--- Records for the task Enclosed Below ---

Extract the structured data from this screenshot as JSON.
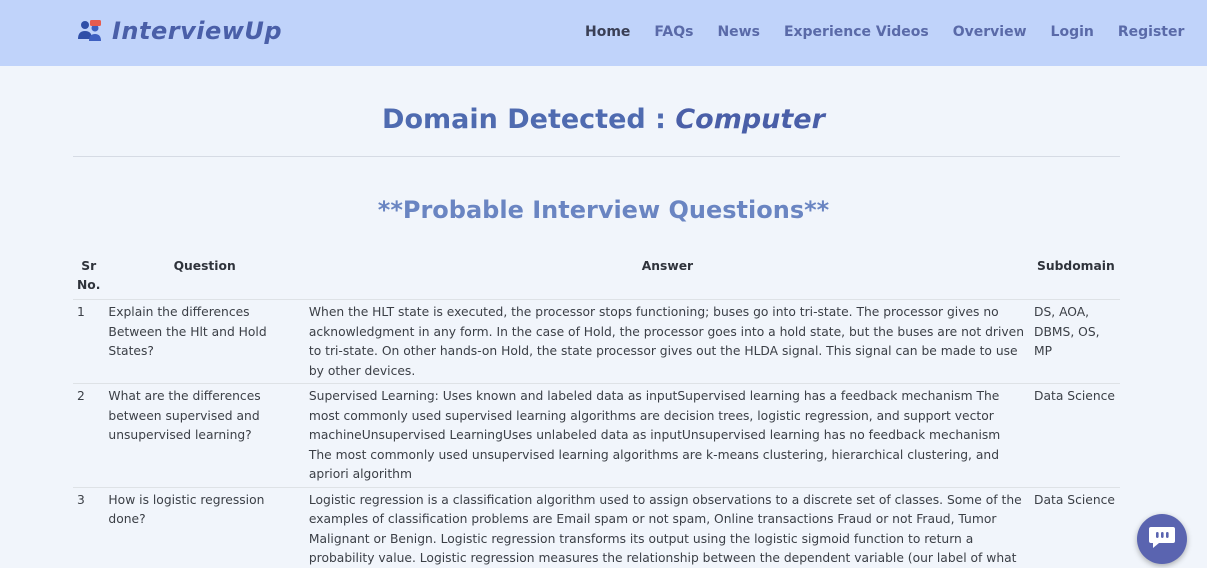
{
  "brand": {
    "name": "InterviewUp",
    "icon": "people-icon"
  },
  "nav": [
    {
      "label": "Home",
      "active": true
    },
    {
      "label": "FAQs"
    },
    {
      "label": "News"
    },
    {
      "label": "Experience Videos"
    },
    {
      "label": "Overview"
    },
    {
      "label": "Login"
    },
    {
      "label": "Register"
    }
  ],
  "domain": {
    "prefix": "Domain Detected : ",
    "value": "Computer"
  },
  "section_title": "**Probable Interview Questions**",
  "table": {
    "headers": {
      "sr": "Sr No.",
      "question": "Question",
      "answer": "Answer",
      "subdomain": "Subdomain"
    },
    "rows": [
      {
        "sr": "1",
        "question": "Explain the differences Between the Hlt and Hold States?",
        "answer": "When the HLT state is executed, the processor stops functioning; buses go into tri-state. The processor gives no acknowledgment in any form. In the case of Hold, the processor goes into a hold state, but the buses are not driven to tri-state. On other hands-on Hold, the state processor gives out the HLDA signal. This signal can be made to use by other devices.",
        "subdomain": "DS, AOA, DBMS, OS, MP"
      },
      {
        "sr": "2",
        "question": "What are the differences between supervised and unsupervised learning?",
        "answer": "Supervised Learning: Uses known and labeled data as inputSupervised learning has a feedback mechanism The most commonly used supervised learning algorithms are decision trees, logistic regression, and support vector machineUnsupervised LearningUses unlabeled data as inputUnsupervised learning has no feedback mechanism The most commonly used unsupervised learning algorithms are k-means clustering, hierarchical clustering, and apriori algorithm",
        "subdomain": "Data Science"
      },
      {
        "sr": "3",
        "question": "How is logistic regression done?",
        "answer": "Logistic regression is a classification algorithm used to assign observations to a discrete set of classes. Some of the examples of classification problems are Email spam or not spam, Online transactions Fraud or not Fraud, Tumor Malignant or Benign. Logistic regression transforms its output using the logistic sigmoid function to return a probability value. Logistic regression measures the relationship between the dependent variable (our label of what we want to",
        "subdomain": "Data Science"
      }
    ]
  },
  "chat_button": {
    "icon": "chat-bubble-icon"
  },
  "colors": {
    "navbar_bg": "#c0d3fa",
    "page_bg": "#f1f5fb",
    "accent": "#4f6bb0",
    "chat_bg": "#5a64b0"
  }
}
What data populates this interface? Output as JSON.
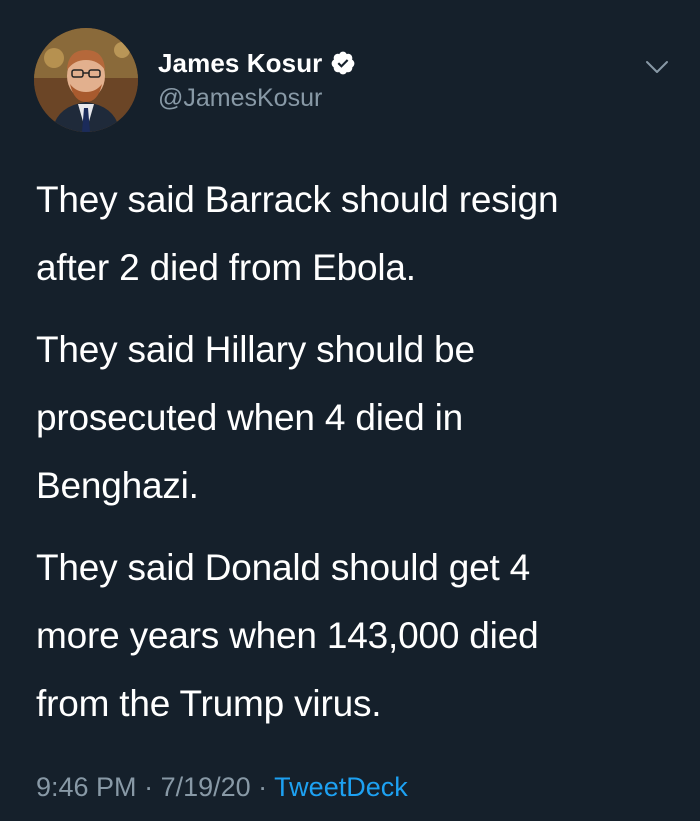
{
  "tweet": {
    "author": {
      "display_name": "James Kosur",
      "handle": "@JamesKosur",
      "verified": true
    },
    "paragraphs": [
      "They said Barrack should resign\nafter 2 died from Ebola.",
      "They said Hillary should be\nprosecuted when 4 died in\nBenghazi.",
      "They said Donald should get 4\nmore years when 143,000 died\nfrom the Trump virus."
    ],
    "meta": {
      "time": "9:46 PM",
      "separator": " · ",
      "date": "7/19/20",
      "source": "TweetDeck"
    }
  },
  "colors": {
    "background": "#15202b",
    "text_primary": "#ffffff",
    "text_secondary": "#8899a6",
    "accent": "#1da1f2"
  },
  "icons": {
    "verified": "verified-badge-icon",
    "menu": "chevron-down-icon"
  }
}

--- End of Enclosed Records for the task ---

• Your goal:
Print the stretch of the data from the line with "What data populates" through its last line, exactly and with both ends kept. Omit pictures.

• Task output:
What data populates this interface? Output as JSON.
{
  "tweet": {
    "author": {
      "display_name": "James Kosur",
      "handle": "@JamesKosur",
      "verified": true
    },
    "paragraphs": [
      "They said Barrack should resign\nafter 2 died from Ebola.",
      "They said Hillary should be\nprosecuted when 4 died in\nBenghazi.",
      "They said Donald should get 4\nmore years when 143,000 died\nfrom the Trump virus."
    ],
    "meta": {
      "time": "9:46 PM",
      "separator": " · ",
      "date": "7/19/20",
      "source": "TweetDeck"
    }
  },
  "colors": {
    "background": "#15202b",
    "text_primary": "#ffffff",
    "text_secondary": "#8899a6",
    "accent": "#1da1f2"
  },
  "icons": {
    "verified": "verified-badge-icon",
    "menu": "chevron-down-icon"
  }
}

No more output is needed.